Lay out every line of the entries below as a numbered list, skipping blank lines. Leave the pictures out of your answer.

Rows from a dataset
_____

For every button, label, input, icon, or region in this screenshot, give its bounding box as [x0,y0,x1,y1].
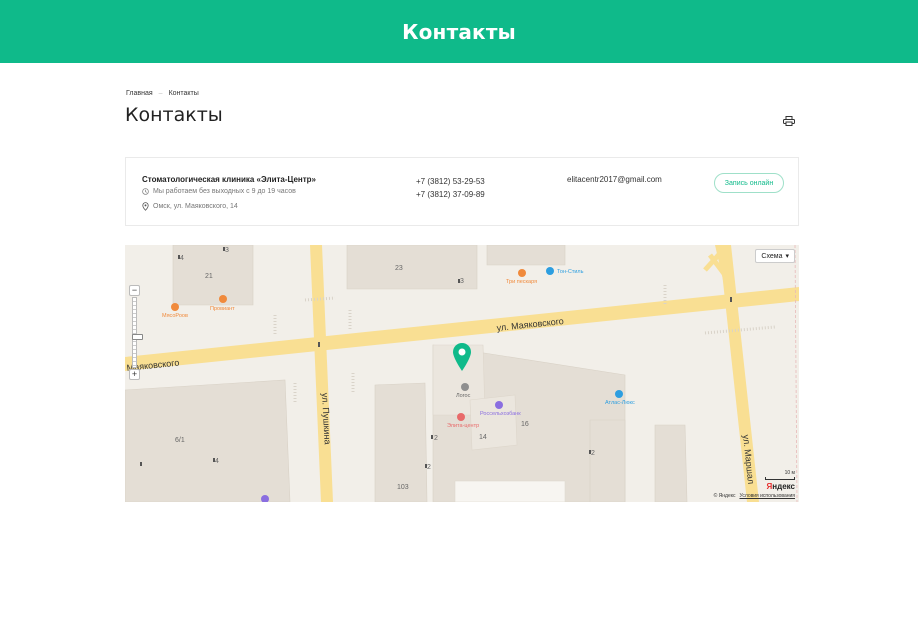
breadcrumb-current: Контакты [168,90,199,97]
banner-title: Контакты [402,19,516,44]
location-pin-icon [142,202,149,211]
building-number: 2 [591,450,595,457]
breadcrumb-separator: – [158,90,163,97]
phone-list: +7 (3812) 53-29-53 +7 (3812) 37-09-89 [416,175,485,201]
map-scale-label: 10 м [784,470,795,476]
poi-proviant-label: Провиант [210,306,235,312]
map-building [125,379,291,502]
contact-card: Стоматологическая клиника «Элита-Центр» … [125,157,799,226]
poi-atlas-lyuks-label: Атлас-Люкс [605,400,635,406]
map-scale: 10 м [765,470,795,480]
map-zoom-control: − + [129,285,143,381]
working-hours-text: Мы работаем без выходных с 9 до 19 часов [153,188,296,195]
map-courtyard [454,480,566,502]
building-number: 3 [225,247,229,254]
map-entrance-marker [431,435,433,439]
map-building [486,245,566,266]
page-banner: Контакты [0,0,918,63]
map-building [346,245,478,290]
map-layer-select[interactable]: Схема ▾ [755,249,795,263]
poi-elita-centr-icon [457,413,465,421]
poi-tri-peskarya-label: Три пескаря [506,279,537,285]
poi-rosselkhozbank-label: Россельхозбанк [480,411,521,417]
breadcrumb: Главная – Контакты [126,90,199,97]
map-entrance-marker [213,458,215,462]
yandex-map[interactable]: ул. Маяковского Маяковского ул. Пушкина … [125,245,799,502]
building-number: 3 [460,278,464,285]
map-copyright-text: © Яндекс [713,493,736,499]
map-terms-link[interactable]: Условия использования [740,493,796,499]
map-entrance-marker [223,247,225,251]
zoom-out-button[interactable]: − [129,285,140,296]
phone-link[interactable]: +7 (3812) 53-29-53 [416,175,485,188]
map-scale-bar [765,477,795,480]
building-number: 2 [427,464,431,471]
breadcrumb-home-link[interactable]: Главная [126,90,153,97]
building-number: 2 [434,435,438,442]
building-number: 14 [479,434,487,441]
poi-myasoroob-icon [171,303,179,311]
chevron-down-icon: ▾ [785,253,789,260]
map-layer-label: Схема [761,252,783,260]
clinic-name: Стоматологическая клиника «Элита-Центр» [142,175,317,184]
yandex-logo[interactable]: Яндекс [767,482,795,491]
book-online-button[interactable]: Запись онлайн [714,173,784,193]
map-canvas[interactable]: ул. Маяковского Маяковского ул. Пушкина … [125,245,799,502]
email-link[interactable]: elitacentr2017@gmail.com [567,175,662,184]
building-number: 6/1 [175,437,185,444]
building-number: 4 [215,458,219,465]
building-number: 4 [180,255,184,262]
zoom-slider-thumb[interactable] [132,334,143,340]
poi-logos-label: Логос [456,393,471,399]
map-building [172,245,254,306]
map-copyright: © Яндекс Условия использования [714,493,795,499]
map-entrance-marker [178,255,180,259]
phone-link[interactable]: +7 (3812) 37-09-89 [416,188,485,201]
building-number: 103 [397,484,409,491]
zoom-slider[interactable] [132,297,143,368]
poi-logos-icon [461,383,469,391]
map-entrance-marker [425,464,427,468]
map-entrance-marker [589,450,591,454]
poi-myasoroob-label: МясоРоов [162,313,188,319]
clock-icon [142,188,149,195]
map-entrance-marker [318,342,320,347]
poi-tri-peskarya-icon [518,269,526,277]
zoom-in-button[interactable]: + [129,369,140,380]
building-number: 23 [395,265,403,272]
page-title: Контакты [125,104,223,126]
working-hours: Мы работаем без выходных с 9 до 19 часов [142,188,296,195]
clinic-address-text: Омск, ул. Маяковского, 14 [153,203,238,210]
building-number: 21 [205,273,213,280]
map-building [654,424,688,502]
map-entrance-marker [140,462,142,466]
print-icon[interactable] [783,113,795,126]
map-entrance-marker [730,297,732,302]
map-entrance-marker [458,279,460,283]
poi-elita-centr-label: Элита-центр [447,423,479,429]
map-building [589,419,626,502]
poi-ton-stil-label: Тон-Стиль [557,269,584,275]
poi-rosselkhozbank-icon [495,401,503,409]
poi-proviant-icon [219,295,227,303]
poi-atlas-lyuks-icon [615,390,623,398]
building-number: 16 [521,421,529,428]
poi-ton-stil-icon [546,267,554,275]
clinic-address: Омск, ул. Маяковского, 14 [142,202,238,211]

_____

Full answer »
1. For every button, label, input, icon, or region in this screenshot, give its bounding box as [x0,y0,x1,y1].
2. breadcrumb-current: Контакты [168,90,199,97]
3. banner-title: Контакты [402,19,516,44]
4. location-pin-icon [142,202,149,211]
5. building-number: 2 [591,450,595,457]
6. breadcrumb-separator: – [158,90,163,97]
7. phone-list: +7 (3812) 53-29-53 +7 (3812) 37-09-89 [416,175,485,201]
8. map-scale-label: 10 м [784,470,795,476]
9. poi-proviant-label: Провиант [210,306,235,312]
10. map-building [125,379,291,502]
11. contact-card: Стоматологическая клиника «Элита-Центр» … [125,157,799,226]
12. poi-atlas-lyuks-label: Атлас-Люкс [605,400,635,406]
13. map-scale: 10 м [765,470,795,480]
14. map-zoom-control: − + [129,285,143,381]
15. working-hours-text: Мы работаем без выходных с 9 до 19 часов [153,188,296,195]
16. map-courtyard [454,480,566,502]
17. building-number: 3 [225,247,229,254]
18. map-entrance-marker [431,435,433,439]
19. map-building [486,245,566,266]
20. page-banner: Контакты [0,0,918,63]
21. map-building [346,245,478,290]
22. map-layer-select[interactable]: Схема ▾ [755,249,795,263]
23. poi-elita-centr-icon [457,413,465,421]
24. poi-tri-peskarya-label: Три пескаря [506,279,537,285]
25. poi-rosselkhozbank-label: Россельхозбанк [480,411,521,417]
26. breadcrumb: Главная – Контакты [126,90,199,97]
27. map-entrance-marker [213,458,215,462]
28. yandex-map[interactable]: ул. Маяковского Маяковского ул. Пушкина … [125,245,799,502]
29. building-number: 3 [460,278,464,285]
30. map-copyright-text: © Яндекс [713,493,736,499]
31. map-terms-link[interactable]: Условия использования [740,493,796,499]
32. map-entrance-marker [223,247,225,251]
33. zoom-out-button[interactable]: − [129,285,140,296]
34. phone-link[interactable]: +7 (3812) 53-29-53 [416,175,485,188]
35. map-scale-bar [765,477,795,480]
36. building-number: 2 [427,464,431,471]
37. breadcrumb-home-link[interactable]: Главная [126,90,153,97]
38. building-number: 2 [434,435,438,442]
39. building-number: 14 [479,434,487,441]
40. poi-myasoroob-icon [171,303,179,311]
41. chevron-down-icon: ▾ [785,253,789,260]
42. map-layer-label: Схема [761,252,783,260]
43. clinic-name: Стоматологическая клиника «Элита-Центр» [142,175,317,184]
44. yandex-logo[interactable]: Яндекс [767,482,795,491]
45. book-online-button[interactable]: Запись онлайн [714,173,784,193]
46. map-canvas[interactable]: ул. Маяковского Маяковского ул. Пушкина … [125,245,799,502]
47. email-link[interactable]: elitacentr2017@gmail.com [567,175,662,184]
48. building-number: 6/1 [175,437,185,444]
49. building-number: 4 [215,458,219,465]
50. building-number: 4 [180,255,184,262]
51. zoom-slider-thumb[interactable] [132,334,143,340]
52. poi-logos-label: Логос [456,393,471,399]
53. map-building [172,245,254,306]
54. map-copyright: © Яндекс Условия использования [714,493,795,499]
55. map-entrance-marker [178,255,180,259]
56. phone-link[interactable]: +7 (3812) 37-09-89 [416,188,485,201]
57. building-number: 103 [397,484,409,491]
58. zoom-slider[interactable] [132,297,143,368]
59. poi-logos-icon [461,383,469,391]
60. map-entrance-marker [425,464,427,468]
61. map-entrance-marker [589,450,591,454]
62. poi-myasoroob-label: МясоРоов [162,313,188,319]
63. clock-icon [142,188,149,195]
64. map-entrance-marker [318,342,320,347]
65. poi-tri-peskarya-icon [518,269,526,277]
66. zoom-in-button[interactable]: + [129,369,140,380]
67. building-number: 23 [395,265,403,272]
68. page-title: Контакты [125,104,223,126]
69. working-hours: Мы работаем без выходных с 9 до 19 часов [142,188,296,195]
70. clinic-address-text: Омск, ул. Маяковского, 14 [153,203,238,210]
71. building-number: 21 [205,273,213,280]
72. map-building [654,424,688,502]
73. map-entrance-marker [140,462,142,466]
74. print-icon[interactable] [783,113,795,126]
75. map-entrance-marker [730,297,732,302]
76. map-entrance-marker [458,279,460,283]
77. poi-elita-centr-label: Элита-центр [447,423,479,429]
78. map-building [589,419,626,502]
79. poi-ton-stil-label: Тон-Стиль [557,269,584,275]
80. poi-rosselkhozbank-icon [495,401,503,409]
81. poi-proviant-icon [219,295,227,303]
82. poi-atlas-lyuks-icon [615,390,623,398]
83. building-number: 16 [521,421,529,428]
84. poi-ton-stil-icon [546,267,554,275]
85. clinic-address: Омск, ул. Маяковского, 14 [142,202,238,211]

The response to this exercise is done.